Stored dataset items
::::
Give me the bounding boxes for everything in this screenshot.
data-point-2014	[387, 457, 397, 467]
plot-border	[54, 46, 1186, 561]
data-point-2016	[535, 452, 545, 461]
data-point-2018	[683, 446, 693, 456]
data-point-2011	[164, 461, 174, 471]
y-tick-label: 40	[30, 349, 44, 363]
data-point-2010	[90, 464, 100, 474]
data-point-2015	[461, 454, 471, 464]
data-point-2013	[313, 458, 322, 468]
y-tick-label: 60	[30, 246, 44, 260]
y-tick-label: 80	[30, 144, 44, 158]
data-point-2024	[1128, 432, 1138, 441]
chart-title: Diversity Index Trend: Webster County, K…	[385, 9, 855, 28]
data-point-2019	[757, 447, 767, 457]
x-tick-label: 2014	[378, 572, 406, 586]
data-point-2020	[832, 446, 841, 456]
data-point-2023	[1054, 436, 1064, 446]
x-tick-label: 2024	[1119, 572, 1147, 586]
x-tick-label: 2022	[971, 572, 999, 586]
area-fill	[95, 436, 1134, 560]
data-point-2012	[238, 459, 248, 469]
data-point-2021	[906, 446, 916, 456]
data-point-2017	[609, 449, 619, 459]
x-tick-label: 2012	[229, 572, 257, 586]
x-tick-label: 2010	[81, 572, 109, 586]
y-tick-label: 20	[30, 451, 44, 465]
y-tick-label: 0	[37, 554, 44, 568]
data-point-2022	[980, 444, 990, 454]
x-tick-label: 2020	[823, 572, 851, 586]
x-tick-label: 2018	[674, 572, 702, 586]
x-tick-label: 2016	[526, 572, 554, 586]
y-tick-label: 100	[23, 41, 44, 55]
::::
▶ [The exercise]:
Express each line of the records above as one string in a JSON list, omitting blank lines.

▶ [Full output]:
[
  "Give me the bounding boxes for everything in this screenshot.",
  "data-point-2014\t[387, 457, 397, 467]",
  "plot-border\t[54, 46, 1186, 561]",
  "data-point-2016\t[535, 452, 545, 461]",
  "data-point-2018\t[683, 446, 693, 456]",
  "data-point-2011\t[164, 461, 174, 471]",
  "y-tick-label: 40\t[30, 349, 44, 363]",
  "data-point-2010\t[90, 464, 100, 474]",
  "data-point-2015\t[461, 454, 471, 464]",
  "data-point-2013\t[313, 458, 322, 468]",
  "y-tick-label: 60\t[30, 246, 44, 260]",
  "y-tick-label: 80\t[30, 144, 44, 158]",
  "data-point-2024\t[1128, 432, 1138, 441]",
  "chart-title: Diversity Index Trend: Webster County, K…\t[385, 9, 855, 28]",
  "data-point-2019\t[757, 447, 767, 457]",
  "x-tick-label: 2014\t[378, 572, 406, 586]",
  "data-point-2020\t[832, 446, 841, 456]",
  "data-point-2023\t[1054, 436, 1064, 446]",
  "x-tick-label: 2024\t[1119, 572, 1147, 586]",
  "x-tick-label: 2022\t[971, 572, 999, 586]",
  "area-fill\t[95, 436, 1134, 560]",
  "data-point-2012\t[238, 459, 248, 469]",
  "data-point-2021\t[906, 446, 916, 456]",
  "data-point-2017\t[609, 449, 619, 459]",
  "x-tick-label: 2012\t[229, 572, 257, 586]",
  "x-tick-label: 2010\t[81, 572, 109, 586]",
  "y-tick-label: 20\t[30, 451, 44, 465]",
  "y-tick-label: 0\t[37, 554, 44, 568]",
  "data-point-2022\t[980, 444, 990, 454]",
  "x-tick-label: 2020\t[823, 572, 851, 586]",
  "x-tick-label: 2018\t[674, 572, 702, 586]",
  "x-tick-label: 2016\t[526, 572, 554, 586]",
  "y-tick-label: 100\t[23, 41, 44, 55]"
]